=== DATASET EXCERPTS ===

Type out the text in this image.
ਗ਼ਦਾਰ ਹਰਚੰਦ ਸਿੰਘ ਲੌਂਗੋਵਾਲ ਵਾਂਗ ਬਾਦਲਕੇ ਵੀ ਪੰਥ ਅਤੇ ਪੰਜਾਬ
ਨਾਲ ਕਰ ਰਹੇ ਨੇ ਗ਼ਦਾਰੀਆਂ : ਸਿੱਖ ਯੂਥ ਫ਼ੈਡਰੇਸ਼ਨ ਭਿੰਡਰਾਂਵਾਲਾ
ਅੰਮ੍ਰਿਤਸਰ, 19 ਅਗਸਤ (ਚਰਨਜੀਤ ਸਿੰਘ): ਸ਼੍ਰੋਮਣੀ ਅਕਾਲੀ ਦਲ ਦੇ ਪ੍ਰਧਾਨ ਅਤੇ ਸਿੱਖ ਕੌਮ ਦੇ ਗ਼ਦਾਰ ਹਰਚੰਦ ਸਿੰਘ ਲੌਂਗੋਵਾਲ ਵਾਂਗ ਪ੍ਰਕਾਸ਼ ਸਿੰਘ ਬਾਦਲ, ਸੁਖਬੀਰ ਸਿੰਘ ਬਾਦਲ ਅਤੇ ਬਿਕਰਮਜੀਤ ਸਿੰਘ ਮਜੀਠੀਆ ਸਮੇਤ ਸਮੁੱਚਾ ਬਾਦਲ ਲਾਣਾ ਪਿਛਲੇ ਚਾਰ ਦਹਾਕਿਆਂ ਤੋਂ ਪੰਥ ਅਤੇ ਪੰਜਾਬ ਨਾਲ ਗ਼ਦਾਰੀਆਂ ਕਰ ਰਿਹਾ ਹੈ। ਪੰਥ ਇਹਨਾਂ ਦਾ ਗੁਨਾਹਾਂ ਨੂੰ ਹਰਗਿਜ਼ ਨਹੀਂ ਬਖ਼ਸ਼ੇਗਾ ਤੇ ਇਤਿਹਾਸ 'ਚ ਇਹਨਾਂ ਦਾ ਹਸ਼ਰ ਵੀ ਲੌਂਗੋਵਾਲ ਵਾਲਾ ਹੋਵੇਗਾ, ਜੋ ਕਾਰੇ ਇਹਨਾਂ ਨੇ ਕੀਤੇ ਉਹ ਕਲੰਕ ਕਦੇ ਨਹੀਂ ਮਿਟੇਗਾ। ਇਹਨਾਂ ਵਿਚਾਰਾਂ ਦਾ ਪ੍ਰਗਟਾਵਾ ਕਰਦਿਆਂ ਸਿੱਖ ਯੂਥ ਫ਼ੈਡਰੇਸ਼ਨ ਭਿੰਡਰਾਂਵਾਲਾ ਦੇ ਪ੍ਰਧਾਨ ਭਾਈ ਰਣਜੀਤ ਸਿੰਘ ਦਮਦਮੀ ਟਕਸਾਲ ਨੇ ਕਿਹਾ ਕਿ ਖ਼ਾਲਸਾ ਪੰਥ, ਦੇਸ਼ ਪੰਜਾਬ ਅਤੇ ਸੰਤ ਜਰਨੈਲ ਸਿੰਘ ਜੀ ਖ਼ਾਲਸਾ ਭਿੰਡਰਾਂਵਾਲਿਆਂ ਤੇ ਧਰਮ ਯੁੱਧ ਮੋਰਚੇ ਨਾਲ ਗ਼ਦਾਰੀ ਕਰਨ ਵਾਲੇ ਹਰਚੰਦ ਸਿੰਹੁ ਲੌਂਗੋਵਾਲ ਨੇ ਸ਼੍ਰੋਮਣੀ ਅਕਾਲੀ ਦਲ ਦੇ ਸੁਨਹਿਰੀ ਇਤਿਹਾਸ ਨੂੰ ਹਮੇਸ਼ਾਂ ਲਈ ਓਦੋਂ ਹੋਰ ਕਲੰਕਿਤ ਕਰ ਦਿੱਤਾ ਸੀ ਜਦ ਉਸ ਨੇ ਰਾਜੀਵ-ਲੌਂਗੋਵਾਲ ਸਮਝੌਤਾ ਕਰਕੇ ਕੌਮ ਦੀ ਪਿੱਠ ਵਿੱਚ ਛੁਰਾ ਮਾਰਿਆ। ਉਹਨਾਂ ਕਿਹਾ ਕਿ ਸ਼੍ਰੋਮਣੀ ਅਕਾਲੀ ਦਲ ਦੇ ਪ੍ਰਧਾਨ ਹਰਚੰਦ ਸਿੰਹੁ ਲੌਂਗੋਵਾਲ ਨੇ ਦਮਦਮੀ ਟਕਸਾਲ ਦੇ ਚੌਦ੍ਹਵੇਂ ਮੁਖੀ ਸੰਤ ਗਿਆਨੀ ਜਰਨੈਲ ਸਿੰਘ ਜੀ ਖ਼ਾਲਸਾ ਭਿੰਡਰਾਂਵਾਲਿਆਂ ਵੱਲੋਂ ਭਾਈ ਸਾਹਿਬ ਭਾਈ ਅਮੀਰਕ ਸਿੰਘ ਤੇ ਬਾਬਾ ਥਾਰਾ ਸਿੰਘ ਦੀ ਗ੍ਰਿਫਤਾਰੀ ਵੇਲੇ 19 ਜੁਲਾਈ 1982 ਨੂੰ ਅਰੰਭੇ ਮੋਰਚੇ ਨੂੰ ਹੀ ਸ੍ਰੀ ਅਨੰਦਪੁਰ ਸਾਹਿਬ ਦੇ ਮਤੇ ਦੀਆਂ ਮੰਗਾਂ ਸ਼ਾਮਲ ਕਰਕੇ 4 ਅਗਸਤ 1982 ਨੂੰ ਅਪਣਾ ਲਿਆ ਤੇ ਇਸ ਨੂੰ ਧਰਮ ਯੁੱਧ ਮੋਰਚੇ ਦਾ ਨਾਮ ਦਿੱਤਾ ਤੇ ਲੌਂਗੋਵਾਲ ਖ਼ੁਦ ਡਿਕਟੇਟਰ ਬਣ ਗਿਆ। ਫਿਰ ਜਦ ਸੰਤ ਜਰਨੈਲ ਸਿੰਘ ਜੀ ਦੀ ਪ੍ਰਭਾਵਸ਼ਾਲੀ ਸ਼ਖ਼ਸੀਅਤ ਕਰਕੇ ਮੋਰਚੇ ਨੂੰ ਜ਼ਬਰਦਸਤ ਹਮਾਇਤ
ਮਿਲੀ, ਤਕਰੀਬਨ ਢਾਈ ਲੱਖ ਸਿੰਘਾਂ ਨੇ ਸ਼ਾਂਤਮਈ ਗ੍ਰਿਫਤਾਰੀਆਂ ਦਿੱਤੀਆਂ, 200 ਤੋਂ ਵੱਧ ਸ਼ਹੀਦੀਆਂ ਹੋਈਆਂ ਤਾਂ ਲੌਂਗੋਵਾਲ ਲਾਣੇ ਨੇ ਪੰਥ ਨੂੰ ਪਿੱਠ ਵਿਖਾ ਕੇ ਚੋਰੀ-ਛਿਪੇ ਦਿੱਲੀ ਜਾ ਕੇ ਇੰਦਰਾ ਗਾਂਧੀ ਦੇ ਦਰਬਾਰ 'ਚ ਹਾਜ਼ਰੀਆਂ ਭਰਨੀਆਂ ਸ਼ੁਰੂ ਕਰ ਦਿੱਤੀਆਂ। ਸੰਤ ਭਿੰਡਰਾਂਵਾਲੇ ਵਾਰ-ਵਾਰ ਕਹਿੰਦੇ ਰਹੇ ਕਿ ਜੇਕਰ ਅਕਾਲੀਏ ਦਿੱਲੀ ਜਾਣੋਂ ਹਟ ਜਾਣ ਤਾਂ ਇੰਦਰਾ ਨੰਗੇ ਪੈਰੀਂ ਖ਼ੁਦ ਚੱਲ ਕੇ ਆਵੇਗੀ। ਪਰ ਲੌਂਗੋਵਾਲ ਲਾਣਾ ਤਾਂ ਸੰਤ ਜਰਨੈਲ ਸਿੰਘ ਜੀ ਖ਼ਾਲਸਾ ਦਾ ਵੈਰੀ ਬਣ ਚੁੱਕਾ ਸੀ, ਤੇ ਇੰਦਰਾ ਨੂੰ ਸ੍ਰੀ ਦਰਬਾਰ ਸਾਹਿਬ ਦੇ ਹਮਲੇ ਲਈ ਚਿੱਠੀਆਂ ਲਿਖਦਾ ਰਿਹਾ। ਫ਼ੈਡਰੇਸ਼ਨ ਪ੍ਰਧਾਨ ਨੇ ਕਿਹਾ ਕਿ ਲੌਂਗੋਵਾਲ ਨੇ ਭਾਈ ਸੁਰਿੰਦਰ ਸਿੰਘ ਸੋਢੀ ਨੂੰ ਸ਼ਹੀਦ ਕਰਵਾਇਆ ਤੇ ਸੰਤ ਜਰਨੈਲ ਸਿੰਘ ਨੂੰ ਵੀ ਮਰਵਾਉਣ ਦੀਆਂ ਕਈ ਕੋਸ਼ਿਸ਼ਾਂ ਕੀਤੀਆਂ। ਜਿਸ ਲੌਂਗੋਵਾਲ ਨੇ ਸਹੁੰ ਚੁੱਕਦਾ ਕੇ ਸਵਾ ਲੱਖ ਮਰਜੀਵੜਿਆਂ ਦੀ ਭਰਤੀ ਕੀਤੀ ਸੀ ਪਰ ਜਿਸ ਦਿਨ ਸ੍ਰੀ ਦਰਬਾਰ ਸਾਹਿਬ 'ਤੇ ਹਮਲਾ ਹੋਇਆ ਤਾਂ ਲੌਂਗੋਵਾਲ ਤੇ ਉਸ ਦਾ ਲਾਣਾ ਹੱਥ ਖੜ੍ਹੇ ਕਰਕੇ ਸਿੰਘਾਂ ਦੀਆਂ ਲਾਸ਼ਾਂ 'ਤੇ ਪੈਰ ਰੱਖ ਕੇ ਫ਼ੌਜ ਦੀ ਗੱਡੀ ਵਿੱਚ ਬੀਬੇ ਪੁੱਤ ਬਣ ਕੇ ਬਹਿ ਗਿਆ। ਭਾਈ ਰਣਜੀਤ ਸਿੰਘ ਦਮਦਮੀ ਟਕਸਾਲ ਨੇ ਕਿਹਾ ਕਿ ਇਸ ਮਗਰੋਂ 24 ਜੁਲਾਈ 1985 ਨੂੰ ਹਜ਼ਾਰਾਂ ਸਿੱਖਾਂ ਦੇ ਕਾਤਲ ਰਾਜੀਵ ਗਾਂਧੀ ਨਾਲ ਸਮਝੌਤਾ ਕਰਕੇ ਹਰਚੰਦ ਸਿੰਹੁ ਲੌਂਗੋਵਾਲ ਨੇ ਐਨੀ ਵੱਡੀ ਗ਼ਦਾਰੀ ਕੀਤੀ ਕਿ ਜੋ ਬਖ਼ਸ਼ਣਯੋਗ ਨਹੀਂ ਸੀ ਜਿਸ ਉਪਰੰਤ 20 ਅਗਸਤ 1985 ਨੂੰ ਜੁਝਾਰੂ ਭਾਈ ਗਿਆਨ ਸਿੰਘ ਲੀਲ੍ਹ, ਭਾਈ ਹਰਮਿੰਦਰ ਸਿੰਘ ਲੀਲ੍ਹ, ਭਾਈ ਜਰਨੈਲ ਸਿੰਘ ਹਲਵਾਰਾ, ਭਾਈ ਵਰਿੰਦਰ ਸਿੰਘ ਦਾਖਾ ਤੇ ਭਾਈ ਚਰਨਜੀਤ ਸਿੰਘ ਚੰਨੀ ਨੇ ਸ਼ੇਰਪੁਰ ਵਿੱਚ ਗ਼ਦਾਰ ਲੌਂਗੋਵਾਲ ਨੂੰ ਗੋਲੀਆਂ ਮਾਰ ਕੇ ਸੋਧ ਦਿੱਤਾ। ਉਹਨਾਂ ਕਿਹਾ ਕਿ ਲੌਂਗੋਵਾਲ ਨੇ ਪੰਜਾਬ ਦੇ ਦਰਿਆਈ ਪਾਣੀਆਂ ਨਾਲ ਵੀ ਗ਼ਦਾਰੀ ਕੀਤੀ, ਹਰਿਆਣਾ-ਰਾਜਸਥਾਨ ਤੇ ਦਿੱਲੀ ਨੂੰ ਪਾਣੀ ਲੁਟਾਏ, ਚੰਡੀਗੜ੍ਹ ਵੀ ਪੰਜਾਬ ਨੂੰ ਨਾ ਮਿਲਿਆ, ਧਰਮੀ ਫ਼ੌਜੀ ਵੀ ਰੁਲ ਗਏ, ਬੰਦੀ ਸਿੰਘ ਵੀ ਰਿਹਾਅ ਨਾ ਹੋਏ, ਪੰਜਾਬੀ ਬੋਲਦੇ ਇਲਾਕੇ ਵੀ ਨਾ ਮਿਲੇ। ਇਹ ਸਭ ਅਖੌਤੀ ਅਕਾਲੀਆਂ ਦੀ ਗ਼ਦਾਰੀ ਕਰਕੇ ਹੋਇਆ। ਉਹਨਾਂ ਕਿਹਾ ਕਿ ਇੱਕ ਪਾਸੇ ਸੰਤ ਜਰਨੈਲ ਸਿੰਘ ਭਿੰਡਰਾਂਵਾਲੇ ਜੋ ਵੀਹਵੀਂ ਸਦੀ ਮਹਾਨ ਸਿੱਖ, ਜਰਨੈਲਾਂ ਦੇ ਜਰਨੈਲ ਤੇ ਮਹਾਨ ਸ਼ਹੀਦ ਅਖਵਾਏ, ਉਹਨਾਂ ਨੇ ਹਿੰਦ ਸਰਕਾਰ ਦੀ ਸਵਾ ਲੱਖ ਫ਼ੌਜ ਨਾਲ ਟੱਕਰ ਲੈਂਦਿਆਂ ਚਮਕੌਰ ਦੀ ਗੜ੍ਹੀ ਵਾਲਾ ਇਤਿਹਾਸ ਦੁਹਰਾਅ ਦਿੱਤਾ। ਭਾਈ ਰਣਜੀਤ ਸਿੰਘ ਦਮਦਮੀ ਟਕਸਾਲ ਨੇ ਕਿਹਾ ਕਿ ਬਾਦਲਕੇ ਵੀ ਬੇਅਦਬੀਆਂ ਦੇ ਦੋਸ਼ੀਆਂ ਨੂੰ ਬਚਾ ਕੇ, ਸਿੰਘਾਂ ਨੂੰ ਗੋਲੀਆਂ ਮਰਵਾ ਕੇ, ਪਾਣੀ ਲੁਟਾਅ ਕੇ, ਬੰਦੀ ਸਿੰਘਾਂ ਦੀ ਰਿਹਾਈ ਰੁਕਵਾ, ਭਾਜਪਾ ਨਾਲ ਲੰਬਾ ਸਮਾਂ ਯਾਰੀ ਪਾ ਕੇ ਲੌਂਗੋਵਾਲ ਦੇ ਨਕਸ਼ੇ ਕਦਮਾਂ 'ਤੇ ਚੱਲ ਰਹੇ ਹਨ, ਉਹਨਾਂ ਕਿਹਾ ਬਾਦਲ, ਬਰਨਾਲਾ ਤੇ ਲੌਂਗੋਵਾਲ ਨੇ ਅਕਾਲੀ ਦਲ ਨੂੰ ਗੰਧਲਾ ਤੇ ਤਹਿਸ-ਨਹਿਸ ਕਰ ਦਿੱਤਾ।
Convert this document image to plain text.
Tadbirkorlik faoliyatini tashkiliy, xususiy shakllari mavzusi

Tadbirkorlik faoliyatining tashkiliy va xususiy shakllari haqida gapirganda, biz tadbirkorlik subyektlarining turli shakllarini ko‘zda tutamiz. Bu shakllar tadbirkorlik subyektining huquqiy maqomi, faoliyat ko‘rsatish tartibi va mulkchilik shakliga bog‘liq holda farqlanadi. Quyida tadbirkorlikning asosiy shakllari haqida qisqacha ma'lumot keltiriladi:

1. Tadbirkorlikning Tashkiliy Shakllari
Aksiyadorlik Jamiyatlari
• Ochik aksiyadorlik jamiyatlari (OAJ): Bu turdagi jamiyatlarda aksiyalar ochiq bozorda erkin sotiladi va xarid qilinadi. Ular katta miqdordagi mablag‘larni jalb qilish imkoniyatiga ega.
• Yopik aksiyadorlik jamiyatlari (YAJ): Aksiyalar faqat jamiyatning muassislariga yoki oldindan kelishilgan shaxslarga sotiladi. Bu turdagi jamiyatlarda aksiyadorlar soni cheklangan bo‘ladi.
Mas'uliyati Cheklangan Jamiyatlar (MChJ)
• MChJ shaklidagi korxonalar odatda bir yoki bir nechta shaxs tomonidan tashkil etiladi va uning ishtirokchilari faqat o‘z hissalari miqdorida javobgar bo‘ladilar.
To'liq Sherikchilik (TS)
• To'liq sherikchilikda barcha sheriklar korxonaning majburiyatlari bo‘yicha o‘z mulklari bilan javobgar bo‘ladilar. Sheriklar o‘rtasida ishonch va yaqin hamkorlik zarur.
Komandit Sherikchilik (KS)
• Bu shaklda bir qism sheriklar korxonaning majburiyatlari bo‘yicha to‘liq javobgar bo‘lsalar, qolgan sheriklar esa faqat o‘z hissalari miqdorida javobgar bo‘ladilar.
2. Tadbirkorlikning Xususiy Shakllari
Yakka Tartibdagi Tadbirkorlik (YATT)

=== WRITTEN EXERCISE ===
Output the line containing "Convert this document image to plain text." and all lines after it to the end of the records, exactly as given.

=== ANSWER ===
Convert this document image to plain text.
Tadbirkorlik faoliyatini tashkiliy, xususiy shakllari mavzusi

Tadbirkorlik faoliyatining tashkiliy va xususiy shakllari haqida gapirganda, biz tadbirkorlik subyektlarining turli shakllarini ko‘zda tutamiz. Bu shakllar tadbirkorlik subyektining huquqiy maqomi, faoliyat ko‘rsatish tartibi va mulkchilik shakliga bog‘liq holda farqlanadi. Quyida tadbirkorlikning asosiy shakllari haqida qisqacha ma'lumot keltiriladi:

1. Tadbirkorlikning Tashkiliy Shakllari
Aksiyadorlik Jamiyatlari
• Ochik aksiyadorlik jamiyatlari (OAJ): Bu turdagi jamiyatlarda aksiyalar ochiq bozorda erkin sotiladi va xarid qilinadi. Ular katta miqdordagi mablag‘larni jalb qilish imkoniyatiga ega.
• Yopik aksiyadorlik jamiyatlari (YAJ): Aksiyalar faqat jamiyatning muassislariga yoki oldindan kelishilgan shaxslarga sotiladi. Bu turdagi jamiyatlarda aksiyadorlar soni cheklangan bo‘ladi.
Mas'uliyati Cheklangan Jamiyatlar (MChJ)
• MChJ shaklidagi korxonalar odatda bir yoki bir nechta shaxs tomonidan tashkil etiladi va uning ishtirokchilari faqat o‘z hissalari miqdorida javobgar bo‘ladilar.
To'liq Sherikchilik (TS)
• To'liq sherikchilikda barcha sheriklar korxonaning majburiyatlari bo‘yicha o‘z mulklari bilan javobgar bo‘ladilar. Sheriklar o‘rtasida ishonch va yaqin hamkorlik zarur.
Komandit Sherikchilik (KS)
• Bu shaklda bir qism sheriklar korxonaning majburiyatlari bo‘yicha to‘liq javobgar bo‘lsalar, qolgan sheriklar esa faqat o‘z hissalari miqdorida javobgar bo‘ladilar.
2. Tadbirkorlikning Xususiy Shakllari
Yakka Tartibdagi Tadbirkorlik (YATT)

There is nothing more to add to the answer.